#### WHAT TO WORK ON
Check every line below for the string "false", and copy the lines that contain it.

##### LISTING

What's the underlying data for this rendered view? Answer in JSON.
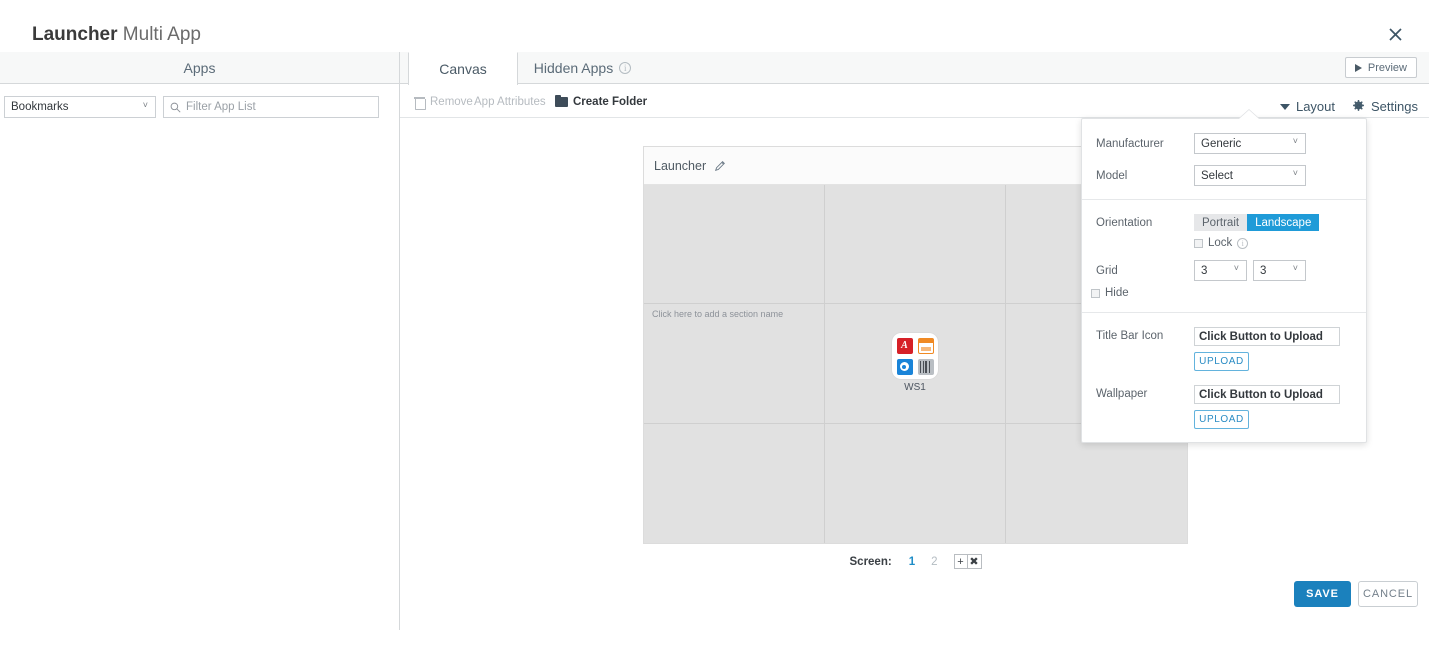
{
  "window": {
    "title_bold": "Launcher",
    "title_light": " Multi App",
    "close_icon": "close-icon"
  },
  "left_panel": {
    "tab_label": "Apps",
    "source_select": {
      "value": "Bookmarks",
      "caret": "˅"
    },
    "filter": {
      "placeholder": "Filter App List",
      "value": "",
      "icon": "search-icon"
    }
  },
  "main": {
    "tabs": [
      {
        "label": "Canvas",
        "active": true
      },
      {
        "label": "Hidden Apps",
        "active": false,
        "info_icon": "info-icon"
      }
    ],
    "preview_button": {
      "label": "Preview",
      "icon": "play-icon"
    },
    "actions": [
      {
        "label": "Remove",
        "enabled": false,
        "icon": "trash-icon"
      },
      {
        "label": "App Attributes",
        "enabled": false
      },
      {
        "label": "Create Folder",
        "enabled": true,
        "icon": "folder-icon"
      }
    ],
    "layout_link": {
      "label": "Layout",
      "icon": "chevron-down-icon"
    },
    "settings_link": {
      "label": "Settings",
      "icon": "gear-icon"
    }
  },
  "canvas": {
    "device_title": "Launcher",
    "edit_icon": "pencil-icon",
    "grid_rows": 3,
    "grid_cols": 3,
    "section_placeholder": "Click here to add a section name",
    "app_group": {
      "label": "WS1",
      "icons": [
        {
          "name": "acrobat-icon",
          "color": "#d62027"
        },
        {
          "name": "window-folder-icon",
          "color": "#f08a24"
        },
        {
          "name": "outlook-icon",
          "color": "#1a84d8"
        },
        {
          "name": "barcode-icon",
          "color": "#8d9299"
        }
      ]
    },
    "screen_bar": {
      "label": "Screen:",
      "pages": [
        {
          "num": "1",
          "active": true
        },
        {
          "num": "2",
          "active": false
        }
      ],
      "add_button": "+",
      "delete_button": "✖"
    }
  },
  "layout_popover": {
    "manufacturer": {
      "label": "Manufacturer",
      "value": "Generic",
      "caret": "˅"
    },
    "model": {
      "label": "Model",
      "value": "Select",
      "caret": "˅"
    },
    "orientation": {
      "label": "Orientation",
      "options": [
        {
          "label": "Portrait",
          "selected": false
        },
        {
          "label": "Landscape",
          "selected": true
        }
      ],
      "lock": {
        "label": "Lock",
        "checked": false,
        "info_icon": "info-icon"
      }
    },
    "grid": {
      "label": "Grid",
      "rows_value": "3",
      "cols_value": "3",
      "caret": "˅",
      "hide": {
        "label": "Hide",
        "checked": false
      }
    },
    "title_bar_icon": {
      "label": "Title Bar Icon",
      "field_value": "Click Button to Upload",
      "button_label": "UPLOAD"
    },
    "wallpaper": {
      "label": "Wallpaper",
      "field_value": "Click Button to Upload",
      "button_label": "UPLOAD"
    }
  },
  "footer": {
    "save_label": "SAVE",
    "cancel_label": "CANCEL"
  },
  "colors": {
    "accent_blue": "#1f9bd8",
    "save_blue": "#1b81bd",
    "link_blue": "#1f8dc7",
    "text_dark": "#33383d",
    "text_muted": "#8d9299"
  }
}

##########

#### RESPONSE FOR THIS EXERCISE
        "active": false,
        "enabled": false,
        "enabled": false
          "active": false
          "selected": false
        "checked": false,
        "checked": false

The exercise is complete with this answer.